• TASK STATEMENT
Without the pictures, copy all the entries below exactly.

══ THE INPUT ══

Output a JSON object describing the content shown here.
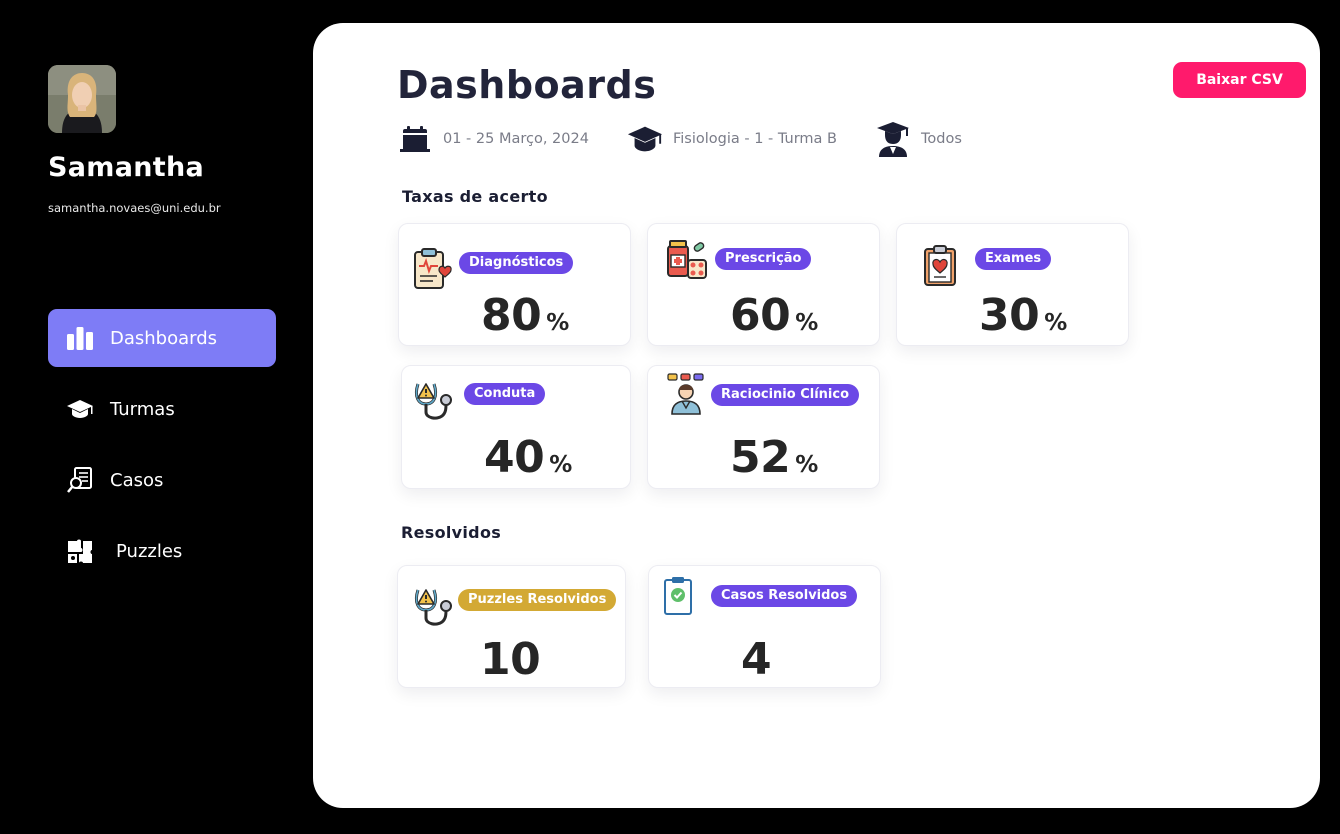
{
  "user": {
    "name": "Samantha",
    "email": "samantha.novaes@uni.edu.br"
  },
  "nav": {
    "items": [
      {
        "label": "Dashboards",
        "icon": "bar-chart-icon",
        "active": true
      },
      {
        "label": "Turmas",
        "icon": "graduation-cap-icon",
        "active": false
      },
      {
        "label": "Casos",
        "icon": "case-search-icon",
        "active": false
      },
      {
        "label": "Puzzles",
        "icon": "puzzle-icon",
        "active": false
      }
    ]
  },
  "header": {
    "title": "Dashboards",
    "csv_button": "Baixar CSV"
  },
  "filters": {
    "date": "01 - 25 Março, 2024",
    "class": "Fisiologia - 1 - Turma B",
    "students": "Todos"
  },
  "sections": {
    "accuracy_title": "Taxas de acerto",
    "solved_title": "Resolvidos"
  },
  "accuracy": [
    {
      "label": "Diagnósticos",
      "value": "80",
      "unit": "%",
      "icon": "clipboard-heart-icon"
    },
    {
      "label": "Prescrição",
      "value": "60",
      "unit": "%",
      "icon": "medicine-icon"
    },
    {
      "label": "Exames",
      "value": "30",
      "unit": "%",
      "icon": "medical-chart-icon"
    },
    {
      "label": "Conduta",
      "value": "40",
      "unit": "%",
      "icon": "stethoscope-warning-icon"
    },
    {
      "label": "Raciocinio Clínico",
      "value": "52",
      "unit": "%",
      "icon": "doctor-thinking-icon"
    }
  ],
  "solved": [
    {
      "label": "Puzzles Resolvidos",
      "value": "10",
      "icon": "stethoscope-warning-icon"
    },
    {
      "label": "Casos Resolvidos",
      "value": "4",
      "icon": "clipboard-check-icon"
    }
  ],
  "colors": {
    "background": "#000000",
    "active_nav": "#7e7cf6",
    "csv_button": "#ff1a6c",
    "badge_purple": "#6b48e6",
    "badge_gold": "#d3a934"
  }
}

═══

• ANSWER TO THE EXERCISE
Output a JSON object describing the content shown here.
{
  "user": {
    "name": "Samantha",
    "email": "samantha.novaes@uni.edu.br"
  },
  "nav": {
    "items": [
      {
        "label": "Dashboards",
        "icon": "bar-chart-icon",
        "active": true
      },
      {
        "label": "Turmas",
        "icon": "graduation-cap-icon",
        "active": false
      },
      {
        "label": "Casos",
        "icon": "case-search-icon",
        "active": false
      },
      {
        "label": "Puzzles",
        "icon": "puzzle-icon",
        "active": false
      }
    ]
  },
  "header": {
    "title": "Dashboards",
    "csv_button": "Baixar CSV"
  },
  "filters": {
    "date": "01 - 25 Março, 2024",
    "class": "Fisiologia - 1 - Turma B",
    "students": "Todos"
  },
  "sections": {
    "accuracy_title": "Taxas de acerto",
    "solved_title": "Resolvidos"
  },
  "accuracy": [
    {
      "label": "Diagnósticos",
      "value": "80",
      "unit": "%",
      "icon": "clipboard-heart-icon"
    },
    {
      "label": "Prescrição",
      "value": "60",
      "unit": "%",
      "icon": "medicine-icon"
    },
    {
      "label": "Exames",
      "value": "30",
      "unit": "%",
      "icon": "medical-chart-icon"
    },
    {
      "label": "Conduta",
      "value": "40",
      "unit": "%",
      "icon": "stethoscope-warning-icon"
    },
    {
      "label": "Raciocinio Clínico",
      "value": "52",
      "unit": "%",
      "icon": "doctor-thinking-icon"
    }
  ],
  "solved": [
    {
      "label": "Puzzles Resolvidos",
      "value": "10",
      "icon": "stethoscope-warning-icon"
    },
    {
      "label": "Casos Resolvidos",
      "value": "4",
      "icon": "clipboard-check-icon"
    }
  ],
  "colors": {
    "background": "#000000",
    "active_nav": "#7e7cf6",
    "csv_button": "#ff1a6c",
    "badge_purple": "#6b48e6",
    "badge_gold": "#d3a934"
  }
}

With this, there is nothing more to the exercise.